*Stated goal*.
Repeat the records below exactly as they appear.

##### Task inputs

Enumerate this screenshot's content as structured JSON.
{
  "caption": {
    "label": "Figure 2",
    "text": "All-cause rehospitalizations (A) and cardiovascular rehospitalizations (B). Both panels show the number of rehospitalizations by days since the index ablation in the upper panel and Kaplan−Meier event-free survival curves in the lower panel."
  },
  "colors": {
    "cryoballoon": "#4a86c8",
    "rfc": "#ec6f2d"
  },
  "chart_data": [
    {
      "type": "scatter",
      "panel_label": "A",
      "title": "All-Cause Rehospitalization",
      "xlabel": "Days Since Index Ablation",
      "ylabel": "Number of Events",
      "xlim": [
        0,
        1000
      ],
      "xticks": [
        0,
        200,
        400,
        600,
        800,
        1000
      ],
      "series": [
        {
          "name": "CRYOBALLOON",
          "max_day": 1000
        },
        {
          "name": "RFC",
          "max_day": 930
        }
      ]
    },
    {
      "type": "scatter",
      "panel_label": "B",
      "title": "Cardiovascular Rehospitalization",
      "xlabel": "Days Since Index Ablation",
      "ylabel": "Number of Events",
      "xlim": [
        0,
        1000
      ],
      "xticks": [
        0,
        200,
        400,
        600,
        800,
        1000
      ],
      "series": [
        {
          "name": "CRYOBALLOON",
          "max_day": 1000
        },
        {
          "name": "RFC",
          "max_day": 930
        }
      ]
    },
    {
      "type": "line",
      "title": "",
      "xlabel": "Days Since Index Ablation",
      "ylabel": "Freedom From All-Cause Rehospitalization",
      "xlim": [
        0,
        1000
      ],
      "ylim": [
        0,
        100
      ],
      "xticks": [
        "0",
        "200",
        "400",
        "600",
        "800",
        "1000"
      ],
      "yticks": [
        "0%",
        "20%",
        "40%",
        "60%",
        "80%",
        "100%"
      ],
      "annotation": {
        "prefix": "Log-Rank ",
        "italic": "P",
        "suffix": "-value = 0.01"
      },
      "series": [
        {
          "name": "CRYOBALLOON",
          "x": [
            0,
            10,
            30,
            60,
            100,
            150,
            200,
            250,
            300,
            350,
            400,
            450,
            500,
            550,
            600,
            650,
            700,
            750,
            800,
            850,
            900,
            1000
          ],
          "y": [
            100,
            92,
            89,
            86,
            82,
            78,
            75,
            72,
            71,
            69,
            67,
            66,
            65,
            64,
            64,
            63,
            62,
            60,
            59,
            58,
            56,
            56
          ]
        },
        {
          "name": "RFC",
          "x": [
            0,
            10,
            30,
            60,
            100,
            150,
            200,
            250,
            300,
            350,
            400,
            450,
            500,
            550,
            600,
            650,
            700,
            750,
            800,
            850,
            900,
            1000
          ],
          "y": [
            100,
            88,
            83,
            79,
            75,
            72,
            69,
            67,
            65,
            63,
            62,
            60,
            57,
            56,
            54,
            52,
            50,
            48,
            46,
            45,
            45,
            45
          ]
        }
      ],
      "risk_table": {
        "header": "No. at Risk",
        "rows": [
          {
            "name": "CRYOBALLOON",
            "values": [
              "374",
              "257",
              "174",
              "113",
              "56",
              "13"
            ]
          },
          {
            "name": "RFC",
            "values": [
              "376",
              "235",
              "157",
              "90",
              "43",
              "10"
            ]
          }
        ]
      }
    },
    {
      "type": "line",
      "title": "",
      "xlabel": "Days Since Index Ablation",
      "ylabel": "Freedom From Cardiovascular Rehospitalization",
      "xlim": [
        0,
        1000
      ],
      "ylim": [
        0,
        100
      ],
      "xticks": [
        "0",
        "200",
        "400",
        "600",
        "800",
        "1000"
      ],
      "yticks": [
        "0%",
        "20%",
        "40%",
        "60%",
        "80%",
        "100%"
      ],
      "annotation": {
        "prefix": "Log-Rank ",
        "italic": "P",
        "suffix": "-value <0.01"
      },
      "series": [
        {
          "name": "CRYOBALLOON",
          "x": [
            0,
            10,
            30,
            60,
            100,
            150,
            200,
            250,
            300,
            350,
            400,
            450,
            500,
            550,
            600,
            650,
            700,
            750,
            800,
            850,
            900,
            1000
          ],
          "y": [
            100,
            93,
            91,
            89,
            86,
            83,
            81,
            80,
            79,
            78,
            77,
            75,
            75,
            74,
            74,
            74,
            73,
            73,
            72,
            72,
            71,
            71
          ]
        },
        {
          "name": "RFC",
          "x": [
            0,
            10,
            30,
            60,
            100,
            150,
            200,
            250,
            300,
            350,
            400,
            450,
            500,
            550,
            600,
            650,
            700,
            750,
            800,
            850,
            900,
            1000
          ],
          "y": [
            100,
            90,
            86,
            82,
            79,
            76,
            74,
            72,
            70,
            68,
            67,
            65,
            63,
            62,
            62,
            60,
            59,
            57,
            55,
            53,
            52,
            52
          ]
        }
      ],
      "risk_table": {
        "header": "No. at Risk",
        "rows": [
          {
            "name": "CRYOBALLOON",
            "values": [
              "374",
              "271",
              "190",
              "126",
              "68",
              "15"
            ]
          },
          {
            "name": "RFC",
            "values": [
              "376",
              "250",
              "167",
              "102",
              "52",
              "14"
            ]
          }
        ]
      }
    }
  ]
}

##########

*Answer to this task*.
Enumerate this screenshot's content as structured JSON.
{
  "caption": {
    "label": "Figure 2",
    "text": "All-cause rehospitalizations (A) and cardiovascular rehospitalizations (B). Both panels show the number of rehospitalizations by days since the index ablation in the upper panel and Kaplan−Meier event-free survival curves in the lower panel."
  },
  "colors": {
    "cryoballoon": "#4a86c8",
    "rfc": "#ec6f2d"
  },
  "chart_data": [
    {
      "type": "scatter",
      "panel_label": "A",
      "title": "All-Cause Rehospitalization",
      "xlabel": "Days Since Index Ablation",
      "ylabel": "Number of Events",
      "xlim": [
        0,
        1000
      ],
      "xticks": [
        0,
        200,
        400,
        600,
        800,
        1000
      ],
      "series": [
        {
          "name": "CRYOBALLOON",
          "max_day": 1000
        },
        {
          "name": "RFC",
          "max_day": 930
        }
      ]
    },
    {
      "type": "scatter",
      "panel_label": "B",
      "title": "Cardiovascular Rehospitalization",
      "xlabel": "Days Since Index Ablation",
      "ylabel": "Number of Events",
      "xlim": [
        0,
        1000
      ],
      "xticks": [
        0,
        200,
        400,
        600,
        800,
        1000
      ],
      "series": [
        {
          "name": "CRYOBALLOON",
          "max_day": 1000
        },
        {
          "name": "RFC",
          "max_day": 930
        }
      ]
    },
    {
      "type": "line",
      "title": "",
      "xlabel": "Days Since Index Ablation",
      "ylabel": "Freedom From All-Cause Rehospitalization",
      "xlim": [
        0,
        1000
      ],
      "ylim": [
        0,
        100
      ],
      "xticks": [
        "0",
        "200",
        "400",
        "600",
        "800",
        "1000"
      ],
      "yticks": [
        "0%",
        "20%",
        "40%",
        "60%",
        "80%",
        "100%"
      ],
      "annotation": {
        "prefix": "Log-Rank ",
        "italic": "P",
        "suffix": "-value = 0.01"
      },
      "series": [
        {
          "name": "CRYOBALLOON",
          "x": [
            0,
            10,
            30,
            60,
            100,
            150,
            200,
            250,
            300,
            350,
            400,
            450,
            500,
            550,
            600,
            650,
            700,
            750,
            800,
            850,
            900,
            1000
          ],
          "y": [
            100,
            92,
            89,
            86,
            82,
            78,
            75,
            72,
            71,
            69,
            67,
            66,
            65,
            64,
            64,
            63,
            62,
            60,
            59,
            58,
            56,
            56
          ]
        },
        {
          "name": "RFC",
          "x": [
            0,
            10,
            30,
            60,
            100,
            150,
            200,
            250,
            300,
            350,
            400,
            450,
            500,
            550,
            600,
            650,
            700,
            750,
            800,
            850,
            900,
            1000
          ],
          "y": [
            100,
            88,
            83,
            79,
            75,
            72,
            69,
            67,
            65,
            63,
            62,
            60,
            57,
            56,
            54,
            52,
            50,
            48,
            46,
            45,
            45,
            45
          ]
        }
      ],
      "risk_table": {
        "header": "No. at Risk",
        "rows": [
          {
            "name": "CRYOBALLOON",
            "values": [
              "374",
              "257",
              "174",
              "113",
              "56",
              "13"
            ]
          },
          {
            "name": "RFC",
            "values": [
              "376",
              "235",
              "157",
              "90",
              "43",
              "10"
            ]
          }
        ]
      }
    },
    {
      "type": "line",
      "title": "",
      "xlabel": "Days Since Index Ablation",
      "ylabel": "Freedom From Cardiovascular Rehospitalization",
      "xlim": [
        0,
        1000
      ],
      "ylim": [
        0,
        100
      ],
      "xticks": [
        "0",
        "200",
        "400",
        "600",
        "800",
        "1000"
      ],
      "yticks": [
        "0%",
        "20%",
        "40%",
        "60%",
        "80%",
        "100%"
      ],
      "annotation": {
        "prefix": "Log-Rank ",
        "italic": "P",
        "suffix": "-value <0.01"
      },
      "series": [
        {
          "name": "CRYOBALLOON",
          "x": [
            0,
            10,
            30,
            60,
            100,
            150,
            200,
            250,
            300,
            350,
            400,
            450,
            500,
            550,
            600,
            650,
            700,
            750,
            800,
            850,
            900,
            1000
          ],
          "y": [
            100,
            93,
            91,
            89,
            86,
            83,
            81,
            80,
            79,
            78,
            77,
            75,
            75,
            74,
            74,
            74,
            73,
            73,
            72,
            72,
            71,
            71
          ]
        },
        {
          "name": "RFC",
          "x": [
            0,
            10,
            30,
            60,
            100,
            150,
            200,
            250,
            300,
            350,
            400,
            450,
            500,
            550,
            600,
            650,
            700,
            750,
            800,
            850,
            900,
            1000
          ],
          "y": [
            100,
            90,
            86,
            82,
            79,
            76,
            74,
            72,
            70,
            68,
            67,
            65,
            63,
            62,
            62,
            60,
            59,
            57,
            55,
            53,
            52,
            52
          ]
        }
      ],
      "risk_table": {
        "header": "No. at Risk",
        "rows": [
          {
            "name": "CRYOBALLOON",
            "values": [
              "374",
              "271",
              "190",
              "126",
              "68",
              "15"
            ]
          },
          {
            "name": "RFC",
            "values": [
              "376",
              "250",
              "167",
              "102",
              "52",
              "14"
            ]
          }
        ]
      }
    }
  ]
}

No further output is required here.